> **Problem**
Quote every line below exactly and skip any picture.

#### Exercise materials ####

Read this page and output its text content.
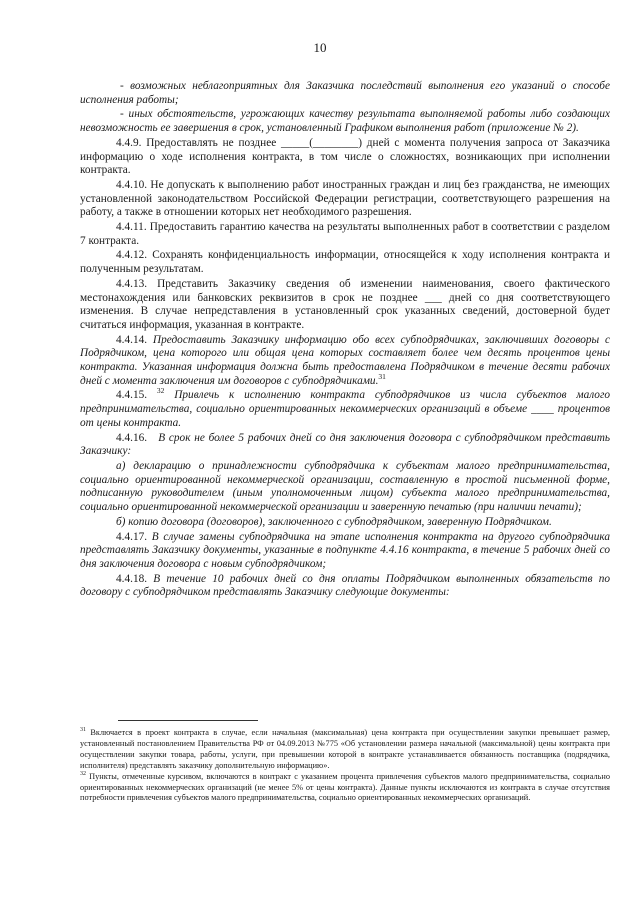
10

- возможных неблагоприятных для Заказчика последствий выполнения его указаний о способе исполнения работы;

- иных обстоятельств, угрожающих качеству результата выполняемой работы либо создающих невозможность ее завершения в срок, установленный Графиком выполнения работ (приложение № 2).

4.4.9. Предоставлять не позднее _____(________) дней с момента получения запроса от Заказчика информацию о ходе исполнения контракта, в том числе о сложностях, возникающих при исполнении контракта.

4.4.10. Не допускать к выполнению работ иностранных граждан и лиц без гражданства, не имеющих установленной законодательством Российской Федерации регистрации, соответствующего разрешения на работу, а также в отношении которых нет необходимого разрешения.

4.4.11. Предоставить гарантию качества на результаты выполненных работ в соответствии с разделом 7 контракта.

4.4.12. Сохранять конфиденциальность информации, относящейся к ходу исполнения контракта и полученным результатам.

4.4.13. Представить Заказчику сведения об изменении наименования, своего фактического местонахождения или банковских реквизитов в срок не позднее ___ дней со дня соответствующего изменения. В случае непредставления в установленный срок указанных сведений, достоверной будет считаться информация, указанная в контракте.

4.4.14. Предоставить Заказчику информацию обо всех субподрядчиках, заключивших договоры с Подрядчиком, цена которого или общая цена которых составляет более чем десять процентов цены контракта. Указанная информация должна быть предоставлена Подрядчиком в течение десяти рабочих дней с момента заключения им договоров с субподрядчиками.$^{31}$

4.4.15. $^{32}$ Привлечь к исполнению контракта субподрядчиков из числа субъектов малого предпринимательства, социально ориентированных некоммерческих организаций в объеме ____ процентов от цены контракта.

4.4.16. В срок не более 5 рабочих дней со дня заключения договора с субподрядчиком представить Заказчику:

а) декларацию о принадлежности субподрядчика к субъектам малого предпринимательства, социально ориентированной некоммерческой организации, составленную в простой письменной форме, подписанную руководителем (иным уполномоченным лицом) субъекта малого предпринимательства, социально ориентированной некоммерческой организации и заверенную печатью (при наличии печати);

б) копию договора (договоров), заключенного с субподрядчиком, заверенную Подрядчиком.

4.4.17. В случае замены субподрядчика на этапе исполнения контракта на другого субподрядчика представлять Заказчику документы, указанные в подпункте 4.4.16 контракта, в течение 5 рабочих дней со дня заключения договора с новым субподрядчиком;

4.4.18. В течение 10 рабочих дней со дня оплаты Подрядчиком выполненных обязательств по договору с субподрядчиком представлять Заказчику следующие документы:

$^{31}$ Включается в проект контракта в случае, если начальная (максимальная) цена контракта при осуществлении закупки превышает размер, установленный постановлением Правительства РФ от 04.09.2013 №775 «Об установлении размера начальной (максимальной) цены контракта при осуществлении закупки товара, работы, услуги, при превышении которой в контракте устанавливается обязанность поставщика (подрядчика, исполнителя) представлять заказчику дополнительную информацию».

$^{32}$ Пункты, отмеченные курсивом, включаются в контракт с указанием процента привлечения субъектов малого предпринимательства, социально ориентированных некоммерческих организаций (не менее 5% от цены контракта). Данные пункты исключаются из контракта в случае отсутствия потребности привлечения субъектов малого предпринимательства, социально ориентированных некоммерческих организаций.
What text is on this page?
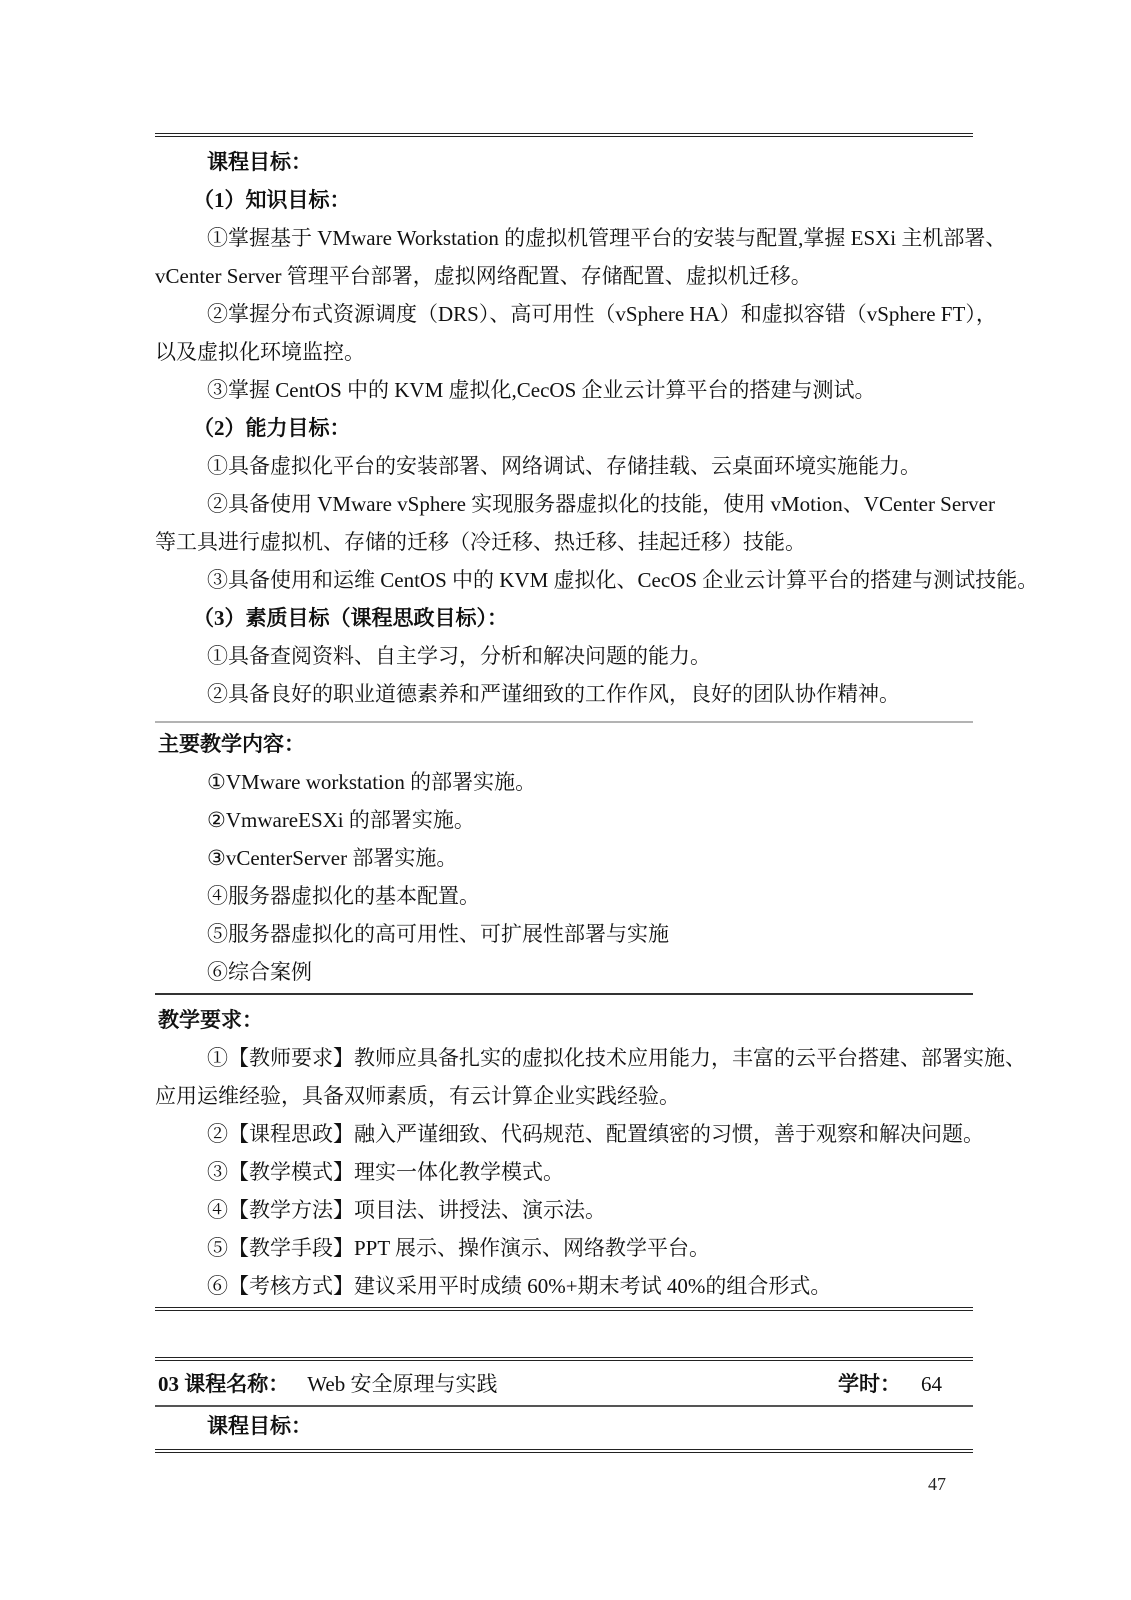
课程目标：
（1）知识目标：
①掌握基于 VMware Workstation 的虚拟机管理平台的安装与配置,掌握 ESXi 主机部署、
vCenter Server 管理平台部署，虚拟网络配置、存储配置、虚拟机迁移。
②掌握分布式资源调度（DRS）、高可用性（vSphere HA）和虚拟容错（vSphere FT），
以及虚拟化环境监控。
③掌握 CentOS 中的 KVM 虚拟化,CecOS 企业云计算平台的搭建与测试。
（2）能力目标：
①具备虚拟化平台的安装部署、网络调试、存储挂载、云桌面环境实施能力。
②具备使用 VMware vSphere 实现服务器虚拟化的技能，使用 vMotion、VCenter Server
等工具进行虚拟机、存储的迁移（冷迁移、热迁移、挂起迁移）技能。
③具备使用和运维 CentOS 中的 KVM 虚拟化、CecOS 企业云计算平台的搭建与测试技能。
（3）素质目标（课程思政目标）：
①具备查阅资料、自主学习，分析和解决问题的能力。
②具备良好的职业道德素养和严谨细致的工作作风，良好的团队协作精神。
主要教学内容：
①VMware workstation 的部署实施。
②VmwareESXi 的部署实施。
③vCenterServer 部署实施。
④服务器虚拟化的基本配置。
⑤服务器虚拟化的高可用性、可扩展性部署与实施
⑥综合案例
教学要求：
①【教师要求】教师应具备扎实的虚拟化技术应用能力，丰富的云平台搭建、部署实施、
应用运维经验，具备双师素质，有云计算企业实践经验。
②【课程思政】融入严谨细致、代码规范、配置缜密的习惯，善于观察和解决问题。
③【教学模式】理实一体化教学模式。
④【教学方法】项目法、讲授法、演示法。
⑤【教学手段】PPT 展示、操作演示、网络教学平台。
⑥【考核方式】建议采用平时成绩 60%+期末考试 40%的组合形式。
03
课程名称： Web 安全原理与实践	学时： 64
课程目标：
47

####

> **Solution for this exercise**
Read this page and output its text content.
10

- возможных неблагоприятных для Заказчика последствий выполнения его указаний о способе исполнения работы;

- иных обстоятельств, угрожающих качеству результата выполняемой работы либо создающих невозможность ее завершения в срок, установленный Графиком выполнения работ (приложение № 2).

4.4.9. Предоставлять не позднее _____(________) дней с момента получения запроса от Заказчика информацию о ходе исполнения контракта, в том числе о сложностях, возникающих при исполнении контракта.

4.4.10. Не допускать к выполнению работ иностранных граждан и лиц без гражданства, не имеющих установленной законодательством Российской Федерации регистрации, соответствующего разрешения на работу, а также в отношении которых нет необходимого разрешения.

4.4.11. Предоставить гарантию качества на результаты выполненных работ в соответствии с разделом 7 контракта.

4.4.12. Сохранять конфиденциальность информации, относящейся к ходу исполнения контракта и полученным результатам.

4.4.13. Представить Заказчику сведения об изменении наименования, своего фактического местонахождения или банковских реквизитов в срок не позднее ___ дней со дня соответствующего изменения. В случае непредставления в установленный срок указанных сведений, достоверной будет считаться информация, указанная в контракте.

4.4.14. Предоставить Заказчику информацию обо всех субподрядчиках, заключивших договоры с Подрядчиком, цена которого или общая цена которых составляет более чем десять процентов цены контракта. Указанная информация должна быть предоставлена Подрядчиком в течение десяти рабочих дней с момента заключения им договоров с субподрядчиками.$^{31}$

4.4.15. $^{32}$ Привлечь к исполнению контракта субподрядчиков из числа субъектов малого предпринимательства, социально ориентированных некоммерческих организаций в объеме ____ процентов от цены контракта.

4.4.16. В срок не более 5 рабочих дней со дня заключения договора с субподрядчиком представить Заказчику:

а) декларацию о принадлежности субподрядчика к субъектам малого предпринимательства, социально ориентированной некоммерческой организации, составленную в простой письменной форме, подписанную руководителем (иным уполномоченным лицом) субъекта малого предпринимательства, социально ориентированной некоммерческой организации и заверенную печатью (при наличии печати);

б) копию договора (договоров), заключенного с субподрядчиком, заверенную Подрядчиком.

4.4.17. В случае замены субподрядчика на этапе исполнения контракта на другого субподрядчика представлять Заказчику документы, указанные в подпункте 4.4.16 контракта, в течение 5 рабочих дней со дня заключения договора с новым субподрядчиком;

4.4.18. В течение 10 рабочих дней со дня оплаты Подрядчиком выполненных обязательств по договору с субподрядчиком представлять Заказчику следующие документы:

$^{31}$ Включается в проект контракта в случае, если начальная (максимальная) цена контракта при осуществлении закупки превышает размер, установленный постановлением Правительства РФ от 04.09.2013 №775 «Об установлении размера начальной (максимальной) цены контракта при осуществлении закупки товара, работы, услуги, при превышении которой в контракте устанавливается обязанность поставщика (подрядчика, исполнителя) представлять заказчику дополнительную информацию».

$^{32}$ Пункты, отмеченные курсивом, включаются в контракт с указанием процента привлечения субъектов малого предпринимательства, социально ориентированных некоммерческих организаций (не менее 5% от цены контракта). Данные пункты исключаются из контракта в случае отсутствия потребности привлечения субъектов малого предпринимательства, социально ориентированных некоммерческих организаций.
What text is on this page?
课程目标：
（1）知识目标：
①掌握基于 VMware Workstation 的虚拟机管理平台的安装与配置,掌握 ESXi 主机部署、
vCenter Server 管理平台部署，虚拟网络配置、存储配置、虚拟机迁移。
②掌握分布式资源调度（DRS）、高可用性（vSphere HA）和虚拟容错（vSphere FT），
以及虚拟化环境监控。
③掌握 CentOS 中的 KVM 虚拟化,CecOS 企业云计算平台的搭建与测试。
（2）能力目标：
①具备虚拟化平台的安装部署、网络调试、存储挂载、云桌面环境实施能力。
②具备使用 VMware vSphere 实现服务器虚拟化的技能，使用 vMotion、VCenter Server
等工具进行虚拟机、存储的迁移（冷迁移、热迁移、挂起迁移）技能。
③具备使用和运维 CentOS 中的 KVM 虚拟化、CecOS 企业云计算平台的搭建与测试技能。
（3）素质目标（课程思政目标）：
①具备查阅资料、自主学习，分析和解决问题的能力。
②具备良好的职业道德素养和严谨细致的工作作风，良好的团队协作精神。
主要教学内容：
①VMware workstation 的部署实施。
②VmwareESXi 的部署实施。
③vCenterServer 部署实施。
④服务器虚拟化的基本配置。
⑤服务器虚拟化的高可用性、可扩展性部署与实施
⑥综合案例
教学要求：
①【教师要求】教师应具备扎实的虚拟化技术应用能力，丰富的云平台搭建、部署实施、
应用运维经验，具备双师素质，有云计算企业实践经验。
②【课程思政】融入严谨细致、代码规范、配置缜密的习惯，善于观察和解决问题。
③【教学模式】理实一体化教学模式。
④【教学方法】项目法、讲授法、演示法。
⑤【教学手段】PPT 展示、操作演示、网络教学平台。
⑥【考核方式】建议采用平时成绩 60%+期末考试 40%的组合形式。
03
课程名称： Web 安全原理与实践	学时： 64
课程目标：
47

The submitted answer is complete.